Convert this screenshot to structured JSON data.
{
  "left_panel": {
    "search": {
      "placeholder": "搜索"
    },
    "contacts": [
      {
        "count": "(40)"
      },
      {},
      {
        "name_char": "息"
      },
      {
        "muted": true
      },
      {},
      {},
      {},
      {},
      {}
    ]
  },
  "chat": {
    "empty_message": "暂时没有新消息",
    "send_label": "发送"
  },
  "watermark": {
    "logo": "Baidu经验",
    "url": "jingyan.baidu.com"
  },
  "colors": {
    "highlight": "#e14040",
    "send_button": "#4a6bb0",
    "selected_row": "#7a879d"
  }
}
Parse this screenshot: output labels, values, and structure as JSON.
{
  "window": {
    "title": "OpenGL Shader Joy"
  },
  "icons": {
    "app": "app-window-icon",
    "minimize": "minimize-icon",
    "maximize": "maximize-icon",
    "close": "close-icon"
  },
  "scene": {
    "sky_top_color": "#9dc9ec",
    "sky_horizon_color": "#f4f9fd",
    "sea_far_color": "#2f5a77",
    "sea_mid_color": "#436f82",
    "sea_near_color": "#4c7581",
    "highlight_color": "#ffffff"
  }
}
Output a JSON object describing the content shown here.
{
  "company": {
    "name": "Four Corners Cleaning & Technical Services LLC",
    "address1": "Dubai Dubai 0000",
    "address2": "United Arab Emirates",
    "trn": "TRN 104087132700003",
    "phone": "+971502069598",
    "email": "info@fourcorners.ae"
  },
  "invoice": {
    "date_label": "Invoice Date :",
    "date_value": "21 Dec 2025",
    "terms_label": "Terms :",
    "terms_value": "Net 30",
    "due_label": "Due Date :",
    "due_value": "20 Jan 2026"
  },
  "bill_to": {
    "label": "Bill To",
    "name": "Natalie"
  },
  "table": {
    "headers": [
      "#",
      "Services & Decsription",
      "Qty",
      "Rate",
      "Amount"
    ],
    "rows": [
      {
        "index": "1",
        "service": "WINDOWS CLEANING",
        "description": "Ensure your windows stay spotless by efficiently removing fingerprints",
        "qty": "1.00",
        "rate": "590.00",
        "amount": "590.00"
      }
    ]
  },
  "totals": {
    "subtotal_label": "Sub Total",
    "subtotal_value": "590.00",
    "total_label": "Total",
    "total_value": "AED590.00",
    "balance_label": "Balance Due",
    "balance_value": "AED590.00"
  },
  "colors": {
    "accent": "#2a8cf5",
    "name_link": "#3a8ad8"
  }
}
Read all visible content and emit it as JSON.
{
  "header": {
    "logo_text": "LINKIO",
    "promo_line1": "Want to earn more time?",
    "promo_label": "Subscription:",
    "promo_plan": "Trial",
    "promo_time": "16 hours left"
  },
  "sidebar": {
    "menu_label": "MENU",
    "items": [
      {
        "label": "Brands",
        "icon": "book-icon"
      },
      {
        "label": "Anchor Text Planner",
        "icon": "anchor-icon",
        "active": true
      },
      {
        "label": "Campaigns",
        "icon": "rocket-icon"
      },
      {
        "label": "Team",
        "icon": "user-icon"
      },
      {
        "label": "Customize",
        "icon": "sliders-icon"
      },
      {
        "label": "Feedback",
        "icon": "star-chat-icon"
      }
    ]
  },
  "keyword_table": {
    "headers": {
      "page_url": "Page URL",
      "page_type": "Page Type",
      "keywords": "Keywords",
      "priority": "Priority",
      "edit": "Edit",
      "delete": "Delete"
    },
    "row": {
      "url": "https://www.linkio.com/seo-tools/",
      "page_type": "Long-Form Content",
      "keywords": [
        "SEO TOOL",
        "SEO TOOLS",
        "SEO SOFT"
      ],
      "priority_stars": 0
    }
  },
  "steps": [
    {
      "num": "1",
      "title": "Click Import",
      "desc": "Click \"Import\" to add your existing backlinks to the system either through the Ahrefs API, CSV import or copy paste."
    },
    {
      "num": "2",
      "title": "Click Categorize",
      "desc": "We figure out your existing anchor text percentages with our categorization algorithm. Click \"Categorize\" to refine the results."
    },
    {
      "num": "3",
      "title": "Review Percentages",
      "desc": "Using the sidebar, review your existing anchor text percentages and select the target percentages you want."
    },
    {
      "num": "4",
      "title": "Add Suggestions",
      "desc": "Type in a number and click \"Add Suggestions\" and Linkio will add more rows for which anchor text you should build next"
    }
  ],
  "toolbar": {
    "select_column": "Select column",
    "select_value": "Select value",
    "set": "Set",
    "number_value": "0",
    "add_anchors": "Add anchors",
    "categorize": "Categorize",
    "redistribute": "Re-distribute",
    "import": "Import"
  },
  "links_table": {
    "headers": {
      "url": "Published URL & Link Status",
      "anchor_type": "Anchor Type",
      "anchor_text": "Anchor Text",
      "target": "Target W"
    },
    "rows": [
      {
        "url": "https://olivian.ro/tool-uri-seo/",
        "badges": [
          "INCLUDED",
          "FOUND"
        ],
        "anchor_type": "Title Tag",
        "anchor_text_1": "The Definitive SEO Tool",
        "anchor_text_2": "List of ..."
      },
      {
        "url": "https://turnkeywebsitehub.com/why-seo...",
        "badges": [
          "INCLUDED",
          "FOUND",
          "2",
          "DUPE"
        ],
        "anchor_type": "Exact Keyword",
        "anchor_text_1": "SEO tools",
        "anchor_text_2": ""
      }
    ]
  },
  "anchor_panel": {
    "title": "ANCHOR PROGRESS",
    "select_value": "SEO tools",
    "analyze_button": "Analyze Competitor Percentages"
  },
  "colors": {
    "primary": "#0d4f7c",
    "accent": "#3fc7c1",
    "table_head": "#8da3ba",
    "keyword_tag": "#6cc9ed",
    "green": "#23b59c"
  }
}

### PROBLEM
Repeat the preceding lines exactly, please, every one of them.

### RESULT
Convert this screenshot to structured JSON data.
{
  "left_panel": {
    "search": {
      "placeholder": "搜索"
    },
    "contacts": [
      {
        "count": "(40)"
      },
      {},
      {
        "name_char": "息"
      },
      {
        "muted": true
      },
      {},
      {},
      {},
      {},
      {}
    ]
  },
  "chat": {
    "empty_message": "暂时没有新消息",
    "send_label": "发送"
  },
  "watermark": {
    "logo": "Baidu经验",
    "url": "jingyan.baidu.com"
  },
  "colors": {
    "highlight": "#e14040",
    "send_button": "#4a6bb0",
    "selected_row": "#7a879d"
  }
}
Parse this screenshot: output labels, values, and structure as JSON.
{
  "window": {
    "title": "OpenGL Shader Joy"
  },
  "icons": {
    "app": "app-window-icon",
    "minimize": "minimize-icon",
    "maximize": "maximize-icon",
    "close": "close-icon"
  },
  "scene": {
    "sky_top_color": "#9dc9ec",
    "sky_horizon_color": "#f4f9fd",
    "sea_far_color": "#2f5a77",
    "sea_mid_color": "#436f82",
    "sea_near_color": "#4c7581",
    "highlight_color": "#ffffff"
  }
}
Output a JSON object describing the content shown here.
{
  "company": {
    "name": "Four Corners Cleaning & Technical Services LLC",
    "address1": "Dubai Dubai 0000",
    "address2": "United Arab Emirates",
    "trn": "TRN 104087132700003",
    "phone": "+971502069598",
    "email": "info@fourcorners.ae"
  },
  "invoice": {
    "date_label": "Invoice Date :",
    "date_value": "21 Dec 2025",
    "terms_label": "Terms :",
    "terms_value": "Net 30",
    "due_label": "Due Date :",
    "due_value": "20 Jan 2026"
  },
  "bill_to": {
    "label": "Bill To",
    "name": "Natalie"
  },
  "table": {
    "headers": [
      "#",
      "Services & Decsription",
      "Qty",
      "Rate",
      "Amount"
    ],
    "rows": [
      {
        "index": "1",
        "service": "WINDOWS CLEANING",
        "description": "Ensure your windows stay spotless by efficiently removing fingerprints",
        "qty": "1.00",
        "rate": "590.00",
        "amount": "590.00"
      }
    ]
  },
  "totals": {
    "subtotal_label": "Sub Total",
    "subtotal_value": "590.00",
    "total_label": "Total",
    "total_value": "AED590.00",
    "balance_label": "Balance Due",
    "balance_value": "AED590.00"
  },
  "colors": {
    "accent": "#2a8cf5",
    "name_link": "#3a8ad8"
  }
}
Read all visible content and emit it as JSON.
{
  "header": {
    "logo_text": "LINKIO",
    "promo_line1": "Want to earn more time?",
    "promo_label": "Subscription:",
    "promo_plan": "Trial",
    "promo_time": "16 hours left"
  },
  "sidebar": {
    "menu_label": "MENU",
    "items": [
      {
        "label": "Brands",
        "icon": "book-icon"
      },
      {
        "label": "Anchor Text Planner",
        "icon": "anchor-icon",
        "active": true
      },
      {
        "label": "Campaigns",
        "icon": "rocket-icon"
      },
      {
        "label": "Team",
        "icon": "user-icon"
      },
      {
        "label": "Customize",
        "icon": "sliders-icon"
      },
      {
        "label": "Feedback",
        "icon": "star-chat-icon"
      }
    ]
  },
  "keyword_table": {
    "headers": {
      "page_url": "Page URL",
      "page_type": "Page Type",
      "keywords": "Keywords",
      "priority": "Priority",
      "edit": "Edit",
      "delete": "Delete"
    },
    "row": {
      "url": "https://www.linkio.com/seo-tools/",
      "page_type": "Long-Form Content",
      "keywords": [
        "SEO TOOL",
        "SEO TOOLS",
        "SEO SOFT"
      ],
      "priority_stars": 0
    }
  },
  "steps": [
    {
      "num": "1",
      "title": "Click Import",
      "desc": "Click \"Import\" to add your existing backlinks to the system either through the Ahrefs API, CSV import or copy paste."
    },
    {
      "num": "2",
      "title": "Click Categorize",
      "desc": "We figure out your existing anchor text percentages with our categorization algorithm. Click \"Categorize\" to refine the results."
    },
    {
      "num": "3",
      "title": "Review Percentages",
      "desc": "Using the sidebar, review your existing anchor text percentages and select the target percentages you want."
    },
    {
      "num": "4",
      "title": "Add Suggestions",
      "desc": "Type in a number and click \"Add Suggestions\" and Linkio will add more rows for which anchor text you should build next"
    }
  ],
  "toolbar": {
    "select_column": "Select column",
    "select_value": "Select value",
    "set": "Set",
    "number_value": "0",
    "add_anchors": "Add anchors",
    "categorize": "Categorize",
    "redistribute": "Re-distribute",
    "import": "Import"
  },
  "links_table": {
    "headers": {
      "url": "Published URL & Link Status",
      "anchor_type": "Anchor Type",
      "anchor_text": "Anchor Text",
      "target": "Target W"
    },
    "rows": [
      {
        "url": "https://olivian.ro/tool-uri-seo/",
        "badges": [
          "INCLUDED",
          "FOUND"
        ],
        "anchor_type": "Title Tag",
        "anchor_text_1": "The Definitive SEO Tool",
        "anchor_text_2": "List of ..."
      },
      {
        "url": "https://turnkeywebsitehub.com/why-seo...",
        "badges": [
          "INCLUDED",
          "FOUND",
          "2",
          "DUPE"
        ],
        "anchor_type": "Exact Keyword",
        "anchor_text_1": "SEO tools",
        "anchor_text_2": ""
      }
    ]
  },
  "anchor_panel": {
    "title": "ANCHOR PROGRESS",
    "select_value": "SEO tools",
    "analyze_button": "Analyze Competitor Percentages"
  },
  "colors": {
    "primary": "#0d4f7c",
    "accent": "#3fc7c1",
    "table_head": "#8da3ba",
    "keyword_tag": "#6cc9ed",
    "green": "#23b59c"
  }
}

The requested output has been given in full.